* CHALLENGE *
Find the string "SELECT" in the data, then copy every line where it is found.

* SUPPLIED RECORDS *
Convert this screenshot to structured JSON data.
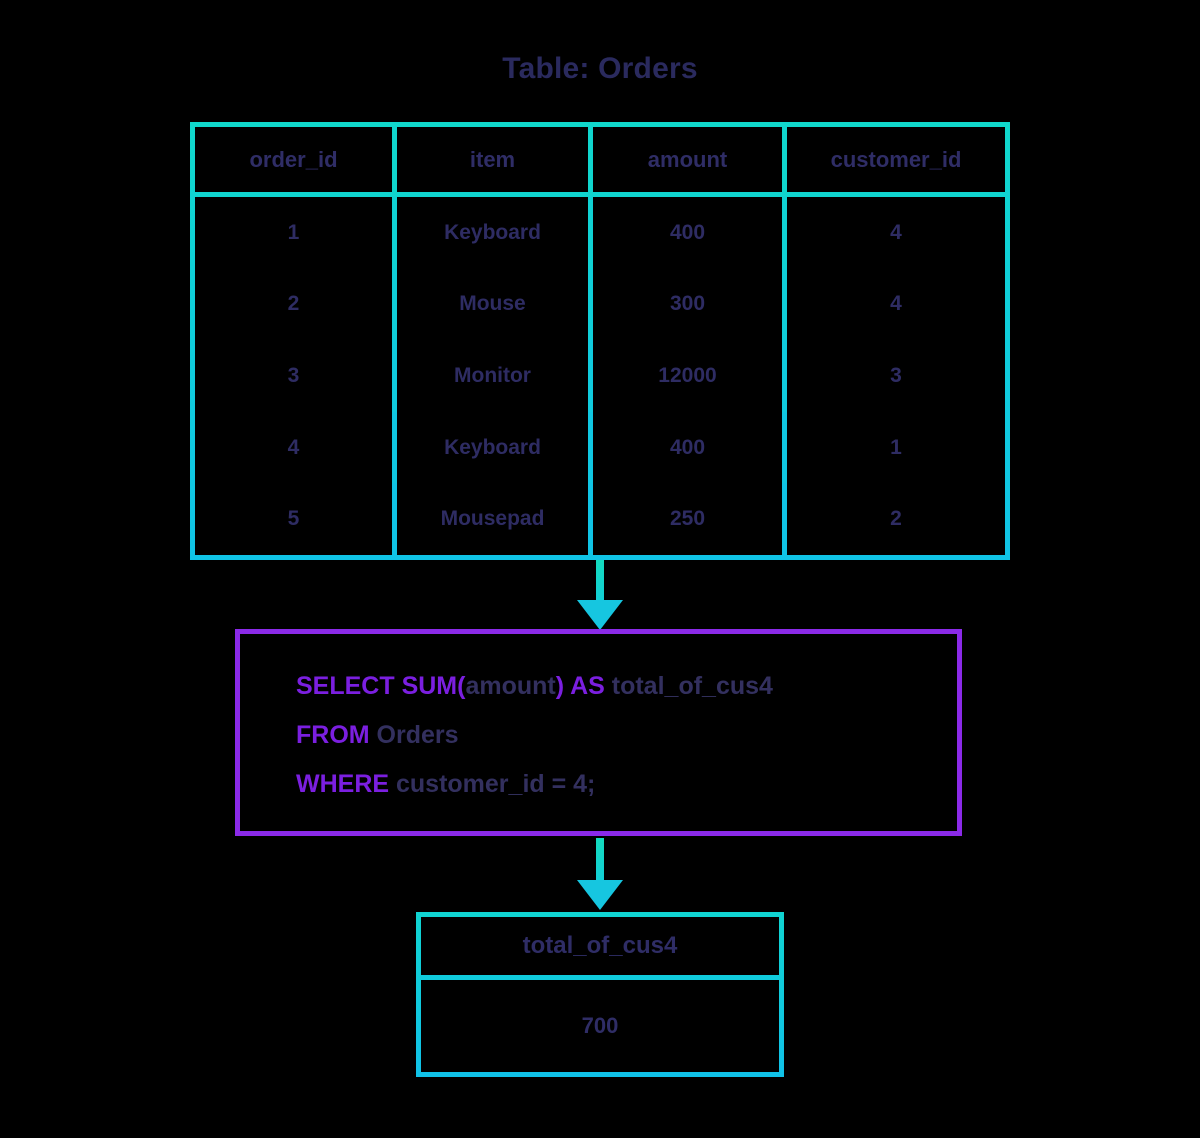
{
  "title": "Table: Orders",
  "source_table": {
    "name": "Orders",
    "columns": [
      "order_id",
      "item",
      "amount",
      "customer_id"
    ],
    "rows": [
      [
        "1",
        "Keyboard",
        "400",
        "4"
      ],
      [
        "2",
        "Mouse",
        "300",
        "4"
      ],
      [
        "3",
        "Monitor",
        "12000",
        "3"
      ],
      [
        "4",
        "Keyboard",
        "400",
        "1"
      ],
      [
        "5",
        "Mousepad",
        "250",
        "2"
      ]
    ]
  },
  "query": {
    "line1": {
      "kw1": "SELECT SUM(",
      "arg1": "amount",
      "kw2": ") AS ",
      "alias": "total_of_cus4"
    },
    "line2": {
      "kw1": "FROM ",
      "arg1": "Orders"
    },
    "line3": {
      "kw1": "WHERE ",
      "arg1": "customer_id = 4;"
    },
    "full_text": "SELECT SUM(amount) AS total_of_cus4 FROM Orders WHERE customer_id = 4;"
  },
  "result_table": {
    "column": "total_of_cus4",
    "value": "700"
  },
  "arrows": [
    {
      "name": "table-to-query-arrow",
      "direction": "down"
    },
    {
      "name": "query-to-result-arrow",
      "direction": "down"
    }
  ],
  "colors": {
    "accent_teal": "#10d6ce",
    "accent_cyan": "#10c4e6",
    "accent_purple": "#8b2ae8",
    "text_navy": "#2f2d66",
    "background": "#000000"
  }
}
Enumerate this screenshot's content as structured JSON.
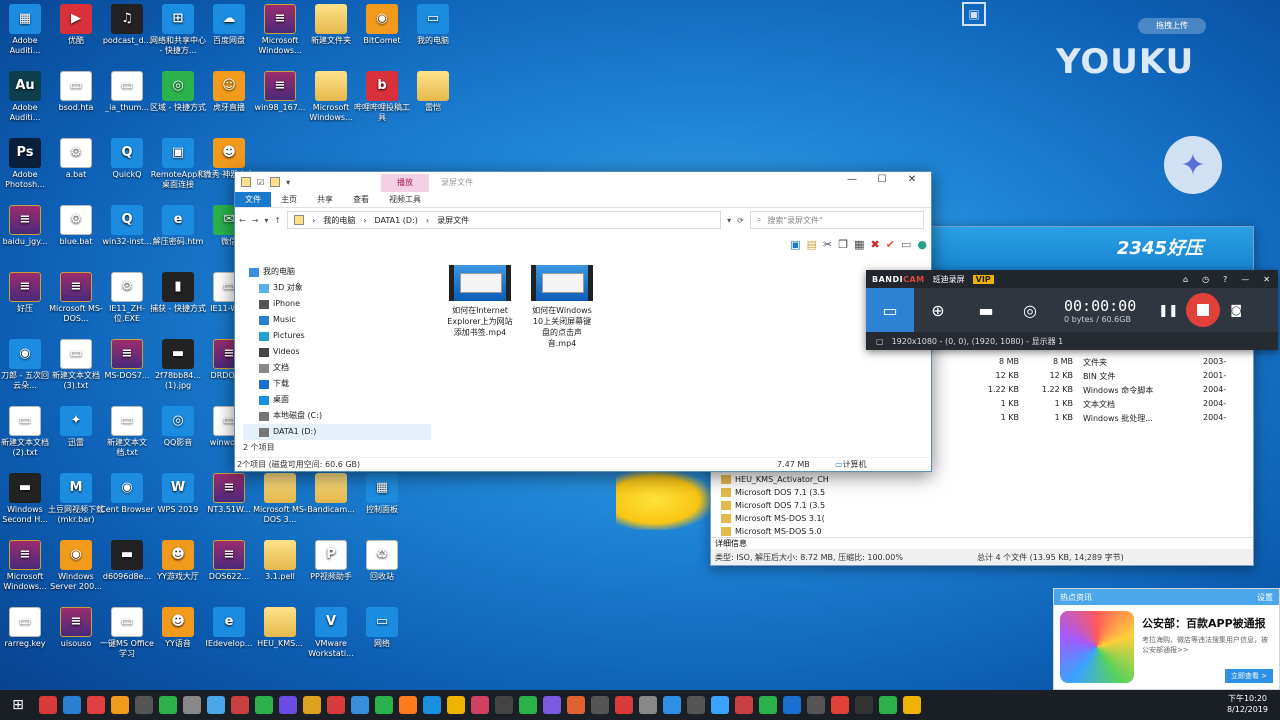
{
  "desktop_icons": [
    {
      "label": "Adobe Auditi...",
      "glyph": "▦",
      "style": "g-blue",
      "col": 0,
      "row": 0
    },
    {
      "label": "优酷",
      "glyph": "▶",
      "style": "g-red",
      "col": 1,
      "row": 0
    },
    {
      "label": "podcast_d...",
      "glyph": "♫",
      "style": "g-dark",
      "col": 2,
      "row": 0
    },
    {
      "label": "网络和共享中心 - 快捷方...",
      "glyph": "⊞",
      "style": "g-blue",
      "col": 3,
      "row": 0
    },
    {
      "label": "百度网盘",
      "glyph": "☁",
      "style": "g-blue",
      "col": 4,
      "row": 0
    },
    {
      "label": "Microsoft Windows...",
      "glyph": "≡",
      "style": "g-winrar",
      "col": 5,
      "row": 0
    },
    {
      "label": "新建文件夹",
      "glyph": "",
      "style": "g-folder",
      "col": 6,
      "row": 0
    },
    {
      "label": "BitComet",
      "glyph": "◉",
      "style": "g-orange",
      "col": 7,
      "row": 0
    },
    {
      "label": "我的电脑",
      "glyph": "▭",
      "style": "g-blue",
      "col": 8,
      "row": 0
    },
    {
      "label": "Adobe Auditi...",
      "glyph": "Au",
      "style": "g-au",
      "col": 0,
      "row": 1
    },
    {
      "label": "bsod.hta",
      "glyph": "▭",
      "style": "g-doc",
      "col": 1,
      "row": 1
    },
    {
      "label": "_ia_thum...",
      "glyph": "▭",
      "style": "g-doc",
      "col": 2,
      "row": 1
    },
    {
      "label": "区域 - 快捷方式",
      "glyph": "◎",
      "style": "g-green",
      "col": 3,
      "row": 1
    },
    {
      "label": "虎牙直播",
      "glyph": "☺",
      "style": "g-orange",
      "col": 4,
      "row": 1
    },
    {
      "label": "win98_167...",
      "glyph": "≡",
      "style": "g-winrar",
      "col": 5,
      "row": 1
    },
    {
      "label": "Microsoft Windows...",
      "glyph": "",
      "style": "g-folder",
      "col": 6,
      "row": 1
    },
    {
      "label": "哔哩哔哩投稿工具",
      "glyph": "b",
      "style": "g-red",
      "col": 7,
      "row": 1
    },
    {
      "label": "雷恺",
      "glyph": "",
      "style": "g-folder",
      "col": 8,
      "row": 1
    },
    {
      "label": "Adobe Photosh...",
      "glyph": "Ps",
      "style": "g-ps",
      "col": 0,
      "row": 2
    },
    {
      "label": "a.bat",
      "glyph": "⚙",
      "style": "g-doc",
      "col": 1,
      "row": 2
    },
    {
      "label": "QuickQ",
      "glyph": "Q",
      "style": "g-blue",
      "col": 2,
      "row": 2
    },
    {
      "label": "RemoteApp和桌面连接",
      "glyph": "▣",
      "style": "g-blue",
      "col": 3,
      "row": 2
    },
    {
      "label": "微秀·神器大全",
      "glyph": "☻",
      "style": "g-orange",
      "col": 4,
      "row": 2
    },
    {
      "label": "baidu_jgy...",
      "glyph": "≡",
      "style": "g-winrar",
      "col": 0,
      "row": 3
    },
    {
      "label": "blue.bat",
      "glyph": "⚙",
      "style": "g-doc",
      "col": 1,
      "row": 3
    },
    {
      "label": "win32-inst...",
      "glyph": "Q",
      "style": "g-blue",
      "col": 2,
      "row": 3
    },
    {
      "label": "解压密码.htm",
      "glyph": "e",
      "style": "g-blue",
      "col": 3,
      "row": 3
    },
    {
      "label": "微信",
      "glyph": "✉",
      "style": "g-green",
      "col": 4,
      "row": 3
    },
    {
      "label": "好压",
      "glyph": "≡",
      "style": "g-winrar",
      "col": 0,
      "row": 4
    },
    {
      "label": "Microsoft MS-DOS...",
      "glyph": "≡",
      "style": "g-winrar",
      "col": 1,
      "row": 4
    },
    {
      "label": "IE11_ZH-位.EXE",
      "glyph": "⚙",
      "style": "g-doc",
      "col": 2,
      "row": 4
    },
    {
      "label": "捕获 - 快捷方式",
      "glyph": "▮",
      "style": "g-dark",
      "col": 3,
      "row": 4
    },
    {
      "label": "IE11-Wi...",
      "glyph": "▭",
      "style": "g-doc",
      "col": 4,
      "row": 4
    },
    {
      "label": "刀郎 - 五次回 云朵...",
      "glyph": "◉",
      "style": "g-blue",
      "col": 0,
      "row": 5
    },
    {
      "label": "新建文本文档(3).txt",
      "glyph": "▭",
      "style": "g-doc",
      "col": 1,
      "row": 5
    },
    {
      "label": "MS-DOS7...",
      "glyph": "≡",
      "style": "g-winrar",
      "col": 2,
      "row": 5
    },
    {
      "label": "2f78bb84...(1).jpg",
      "glyph": "▬",
      "style": "g-dark",
      "col": 3,
      "row": 5
    },
    {
      "label": "DRDOS...",
      "glyph": "≡",
      "style": "g-winrar",
      "col": 4,
      "row": 5
    },
    {
      "label": "新建文本文档(2).txt",
      "glyph": "▭",
      "style": "g-doc",
      "col": 0,
      "row": 6
    },
    {
      "label": "迅雷",
      "glyph": "✦",
      "style": "g-blue",
      "col": 1,
      "row": 6
    },
    {
      "label": "新建文本文档.txt",
      "glyph": "▭",
      "style": "g-doc",
      "col": 2,
      "row": 6
    },
    {
      "label": "QQ影音",
      "glyph": "◎",
      "style": "g-blue",
      "col": 3,
      "row": 6
    },
    {
      "label": "winworl...",
      "glyph": "▭",
      "style": "g-doc",
      "col": 4,
      "row": 6
    },
    {
      "label": "Windows Second H...",
      "glyph": "▬",
      "style": "g-dark",
      "col": 0,
      "row": 7
    },
    {
      "label": "土豆网视频下载(mkr.bar)",
      "glyph": "M",
      "style": "g-blue",
      "col": 1,
      "row": 7
    },
    {
      "label": "Cent Browser",
      "glyph": "◉",
      "style": "g-blue",
      "col": 2,
      "row": 7
    },
    {
      "label": "WPS 2019",
      "glyph": "W",
      "style": "g-blue",
      "col": 3,
      "row": 7
    },
    {
      "label": "NT3.51W...",
      "glyph": "≡",
      "style": "g-winrar",
      "col": 4,
      "row": 7
    },
    {
      "label": "Microsoft MS-DOS 3...",
      "glyph": "",
      "style": "g-folder",
      "col": 5,
      "row": 7
    },
    {
      "label": "Bandicam...",
      "glyph": "",
      "style": "g-folder",
      "col": 6,
      "row": 7
    },
    {
      "label": "控制面板",
      "glyph": "▦",
      "style": "g-blue",
      "col": 7,
      "row": 7
    },
    {
      "label": "Microsoft Windows...",
      "glyph": "≡",
      "style": "g-winrar",
      "col": 0,
      "row": 8
    },
    {
      "label": "Windows Server 200...",
      "glyph": "◉",
      "style": "g-orange",
      "col": 1,
      "row": 8
    },
    {
      "label": "d6096d8e...",
      "glyph": "▬",
      "style": "g-dark",
      "col": 2,
      "row": 8
    },
    {
      "label": "YY游戏大厅",
      "glyph": "☻",
      "style": "g-orange",
      "col": 3,
      "row": 8
    },
    {
      "label": "DOS622...",
      "glyph": "≡",
      "style": "g-winrar",
      "col": 4,
      "row": 8
    },
    {
      "label": "3.1.pell",
      "glyph": "",
      "style": "g-folder",
      "col": 5,
      "row": 8
    },
    {
      "label": "PP视频助手",
      "glyph": "P",
      "style": "g-doc",
      "col": 6,
      "row": 8
    },
    {
      "label": "回收站",
      "glyph": "♻",
      "style": "g-doc",
      "col": 7,
      "row": 8
    },
    {
      "label": "rarreg.key",
      "glyph": "▭",
      "style": "g-doc",
      "col": 0,
      "row": 9
    },
    {
      "label": "uisouso",
      "glyph": "≡",
      "style": "g-winrar",
      "col": 1,
      "row": 9
    },
    {
      "label": "一键MS Office学习",
      "glyph": "▭",
      "style": "g-doc",
      "col": 2,
      "row": 9
    },
    {
      "label": "YY语音",
      "glyph": "☻",
      "style": "g-orange",
      "col": 3,
      "row": 9
    },
    {
      "label": "IEdevelop...",
      "glyph": "e",
      "style": "g-blue",
      "col": 4,
      "row": 9
    },
    {
      "label": "HEU_KMS...",
      "glyph": "",
      "style": "g-folder",
      "col": 5,
      "row": 9
    },
    {
      "label": "VMware Workstati...",
      "glyph": "V",
      "style": "g-blue",
      "col": 6,
      "row": 9
    },
    {
      "label": "网络",
      "glyph": "▭",
      "style": "g-blue",
      "col": 7,
      "row": 9
    }
  ],
  "explorer": {
    "play_tab": "播放",
    "window_title": "录屏文件",
    "tabs": [
      "文件",
      "主页",
      "共享",
      "查看",
      "视频工具"
    ],
    "breadcrumb": [
      "我的电脑",
      "DATA1 (D:)",
      "录屏文件"
    ],
    "search_placeholder": "搜索\"录屏文件\"",
    "nav": [
      {
        "label": "我的电脑",
        "icon": "computer-icon",
        "indent": 0
      },
      {
        "label": "3D 对象",
        "icon": "cube-icon",
        "indent": 1
      },
      {
        "label": "iPhone",
        "icon": "phone-icon",
        "indent": 1
      },
      {
        "label": "Music",
        "icon": "music-icon",
        "indent": 1
      },
      {
        "label": "Pictures",
        "icon": "pictures-icon",
        "indent": 1
      },
      {
        "label": "Videos",
        "icon": "videos-icon",
        "indent": 1
      },
      {
        "label": "文档",
        "icon": "documents-icon",
        "indent": 1
      },
      {
        "label": "下载",
        "icon": "download-icon",
        "indent": 1
      },
      {
        "label": "桌面",
        "icon": "desktop-icon",
        "indent": 1
      },
      {
        "label": "本地磁盘 (C:)",
        "icon": "drive-icon",
        "indent": 1
      },
      {
        "label": "DATA1 (D:)",
        "icon": "drive-icon",
        "indent": 1
      }
    ],
    "files": [
      {
        "name": "如何在Internet Explorer上为网站添加书签.mp4"
      },
      {
        "name": "如何在Windows 10上关闭屏幕键盘的点击声音.mp4"
      }
    ],
    "item_count": "2 个项目",
    "status_left": "2个项目 (磁盘可用空间: 60.6 GB)",
    "status_size": "7.47 MB",
    "status_computer": "计算机"
  },
  "winrar": {
    "brand": "2345好压",
    "rows": [
      {
        "size": "8 MB",
        "packed": "8 MB",
        "type": "文件夹",
        "date": "2003-"
      },
      {
        "size": "12 KB",
        "packed": "12 KB",
        "type": "BIN 文件",
        "date": "2001-"
      },
      {
        "size": "1.22 KB",
        "packed": "1.22 KB",
        "type": "Windows 命令脚本",
        "date": "2004-"
      },
      {
        "size": "1 KB",
        "packed": "1 KB",
        "type": "文本文档",
        "date": "2004-"
      },
      {
        "size": "1 KB",
        "packed": "1 KB",
        "type": "Windows 批处理...",
        "date": "2004-"
      }
    ],
    "folders": [
      "HEU_KMS_Activator_CH",
      "Microsoft DOS 7.1 (3.5",
      "Microsoft DOS 7.1 (3.5",
      "Microsoft MS-DOS 3.1(",
      "Microsoft MS-DOS 5.0"
    ],
    "detail_label": "详细信息",
    "status_left": "类型: ISO, 解压后大小: 8.72 MB, 压缩比: 100.00%",
    "status_right": "总计 4 个文件 (13.95 KB, 14,289 字节)"
  },
  "bandicam": {
    "logo_a": "BANDI",
    "logo_b": "CAM",
    "tag": "班迪录屏",
    "vip": "VIP",
    "timer": "00:00:00",
    "size": "0 bytes / 60.6GB",
    "resolution": "1920x1080 - (0, 0), (1920, 1080) - 显示器 1"
  },
  "youku": {
    "logo": "YOUKU",
    "upload": "拖拽上传"
  },
  "news": {
    "header": "热点资讯",
    "settings": "设置",
    "title": "公安部：百款APP被通报",
    "body": "考拉海购、微店等违法搜集用户信息，被公安部通报>>",
    "button": "立即查看 >"
  },
  "taskbar": {
    "time": "下午10:20",
    "date": "8/12/2019"
  },
  "colors": {
    "accent": "#1979ca",
    "record": "#e2413a"
  }
}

* TASK RESPONSE *
      "kw1": "SELECT SUM(",
    "full_text": "SELECT SUM(amount) AS total_of_cus4 FROM Orders WHERE customer_id = 4;"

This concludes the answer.